#### Bounding box entries:
************

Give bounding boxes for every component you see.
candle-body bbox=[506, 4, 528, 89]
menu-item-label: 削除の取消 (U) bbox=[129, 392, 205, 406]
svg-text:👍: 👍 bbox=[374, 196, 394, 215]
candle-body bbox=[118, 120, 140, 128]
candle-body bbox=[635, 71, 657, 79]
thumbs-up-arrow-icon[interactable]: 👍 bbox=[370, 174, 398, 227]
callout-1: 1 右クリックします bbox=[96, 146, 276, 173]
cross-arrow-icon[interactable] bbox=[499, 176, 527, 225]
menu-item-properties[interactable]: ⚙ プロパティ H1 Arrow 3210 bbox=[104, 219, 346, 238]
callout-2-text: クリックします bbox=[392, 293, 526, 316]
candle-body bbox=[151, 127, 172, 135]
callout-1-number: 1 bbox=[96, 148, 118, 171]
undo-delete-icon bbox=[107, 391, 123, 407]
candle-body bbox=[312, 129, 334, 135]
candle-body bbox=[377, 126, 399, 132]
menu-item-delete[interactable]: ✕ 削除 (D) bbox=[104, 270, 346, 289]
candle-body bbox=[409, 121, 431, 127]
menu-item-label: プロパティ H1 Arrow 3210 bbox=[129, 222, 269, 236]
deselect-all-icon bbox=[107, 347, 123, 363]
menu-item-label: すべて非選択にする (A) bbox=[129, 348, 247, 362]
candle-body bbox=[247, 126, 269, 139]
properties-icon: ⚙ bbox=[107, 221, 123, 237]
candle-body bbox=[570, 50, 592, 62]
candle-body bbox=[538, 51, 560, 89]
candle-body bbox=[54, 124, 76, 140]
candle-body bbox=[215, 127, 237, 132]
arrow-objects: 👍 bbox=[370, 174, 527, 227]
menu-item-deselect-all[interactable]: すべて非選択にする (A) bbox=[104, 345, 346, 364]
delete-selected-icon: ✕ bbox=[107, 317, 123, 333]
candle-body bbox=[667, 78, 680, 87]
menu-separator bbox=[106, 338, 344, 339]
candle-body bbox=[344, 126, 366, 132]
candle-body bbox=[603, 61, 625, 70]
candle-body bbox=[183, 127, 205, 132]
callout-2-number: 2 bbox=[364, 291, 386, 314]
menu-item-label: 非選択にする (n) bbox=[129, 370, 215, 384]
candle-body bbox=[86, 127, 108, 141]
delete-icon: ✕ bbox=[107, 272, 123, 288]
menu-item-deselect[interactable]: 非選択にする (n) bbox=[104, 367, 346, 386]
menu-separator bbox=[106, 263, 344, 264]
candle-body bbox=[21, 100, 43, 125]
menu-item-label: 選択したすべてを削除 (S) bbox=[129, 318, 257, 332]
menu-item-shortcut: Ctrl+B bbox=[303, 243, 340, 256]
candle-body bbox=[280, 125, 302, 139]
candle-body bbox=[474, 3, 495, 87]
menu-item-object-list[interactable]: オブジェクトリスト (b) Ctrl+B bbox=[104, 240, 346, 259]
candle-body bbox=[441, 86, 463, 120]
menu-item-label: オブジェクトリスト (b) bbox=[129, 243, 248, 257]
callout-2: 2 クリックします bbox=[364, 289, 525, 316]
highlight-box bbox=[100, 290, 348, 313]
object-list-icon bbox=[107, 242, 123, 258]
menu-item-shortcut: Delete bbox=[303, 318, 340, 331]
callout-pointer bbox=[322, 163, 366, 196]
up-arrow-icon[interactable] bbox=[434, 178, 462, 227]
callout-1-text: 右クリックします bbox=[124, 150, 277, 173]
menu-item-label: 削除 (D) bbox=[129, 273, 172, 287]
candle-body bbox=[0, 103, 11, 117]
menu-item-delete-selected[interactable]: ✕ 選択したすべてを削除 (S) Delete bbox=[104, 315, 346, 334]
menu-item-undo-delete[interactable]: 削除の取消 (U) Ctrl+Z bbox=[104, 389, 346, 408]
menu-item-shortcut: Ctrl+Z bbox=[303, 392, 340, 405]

************

#### TASK:
Repeat every line above word for word.

#### PROBLEM SOLUTION:
Give bounding boxes for every component you see.
candle-body bbox=[506, 4, 528, 89]
menu-item-label: 削除の取消 (U) bbox=[129, 392, 205, 406]
svg-text:👍: 👍 bbox=[374, 196, 394, 215]
candle-body bbox=[118, 120, 140, 128]
candle-body bbox=[635, 71, 657, 79]
thumbs-up-arrow-icon[interactable]: 👍 bbox=[370, 174, 398, 227]
callout-1: 1 右クリックします bbox=[96, 146, 276, 173]
cross-arrow-icon[interactable] bbox=[499, 176, 527, 225]
menu-item-properties[interactable]: ⚙ プロパティ H1 Arrow 3210 bbox=[104, 219, 346, 238]
callout-2-text: クリックします bbox=[392, 293, 526, 316]
candle-body bbox=[151, 127, 172, 135]
callout-1-number: 1 bbox=[96, 148, 118, 171]
undo-delete-icon bbox=[107, 391, 123, 407]
candle-body bbox=[312, 129, 334, 135]
candle-body bbox=[377, 126, 399, 132]
menu-item-delete[interactable]: ✕ 削除 (D) bbox=[104, 270, 346, 289]
candle-body bbox=[409, 121, 431, 127]
menu-item-label: プロパティ H1 Arrow 3210 bbox=[129, 222, 269, 236]
deselect-all-icon bbox=[107, 347, 123, 363]
menu-item-label: すべて非選択にする (A) bbox=[129, 348, 247, 362]
candle-body bbox=[247, 126, 269, 139]
properties-icon: ⚙ bbox=[107, 221, 123, 237]
candle-body bbox=[570, 50, 592, 62]
candle-body bbox=[538, 51, 560, 89]
candle-body bbox=[54, 124, 76, 140]
candle-body bbox=[215, 127, 237, 132]
arrow-objects: 👍 bbox=[370, 174, 527, 227]
menu-item-deselect-all[interactable]: すべて非選択にする (A) bbox=[104, 345, 346, 364]
delete-selected-icon: ✕ bbox=[107, 317, 123, 333]
candle-body bbox=[667, 78, 680, 87]
menu-separator bbox=[106, 338, 344, 339]
candle-body bbox=[344, 126, 366, 132]
candle-body bbox=[603, 61, 625, 70]
candle-body bbox=[183, 127, 205, 132]
callout-2-number: 2 bbox=[364, 291, 386, 314]
menu-item-label: 非選択にする (n) bbox=[129, 370, 215, 384]
candle-body bbox=[86, 127, 108, 141]
delete-icon: ✕ bbox=[107, 272, 123, 288]
menu-item-deselect[interactable]: 非選択にする (n) bbox=[104, 367, 346, 386]
menu-separator bbox=[106, 263, 344, 264]
candle-body bbox=[21, 100, 43, 125]
menu-item-label: 選択したすべてを削除 (S) bbox=[129, 318, 257, 332]
menu-item-shortcut: Ctrl+B bbox=[303, 243, 340, 256]
candle-body bbox=[280, 125, 302, 139]
candle-body bbox=[474, 3, 495, 87]
menu-item-object-list[interactable]: オブジェクトリスト (b) Ctrl+B bbox=[104, 240, 346, 259]
candle-body bbox=[441, 86, 463, 120]
menu-item-label: オブジェクトリスト (b) bbox=[129, 243, 248, 257]
callout-2: 2 クリックします bbox=[364, 289, 525, 316]
highlight-box bbox=[100, 290, 348, 313]
object-list-icon bbox=[107, 242, 123, 258]
menu-item-shortcut: Delete bbox=[303, 318, 340, 331]
callout-pointer bbox=[322, 163, 366, 196]
up-arrow-icon[interactable] bbox=[434, 178, 462, 227]
callout-1-text: 右クリックします bbox=[124, 150, 277, 173]
menu-item-label: 削除 (D) bbox=[129, 273, 172, 287]
candle-body bbox=[0, 103, 11, 117]
menu-item-delete-selected[interactable]: ✕ 選択したすべてを削除 (S) Delete bbox=[104, 315, 346, 334]
menu-item-undo-delete[interactable]: 削除の取消 (U) Ctrl+Z bbox=[104, 389, 346, 408]
menu-item-shortcut: Ctrl+Z bbox=[303, 392, 340, 405]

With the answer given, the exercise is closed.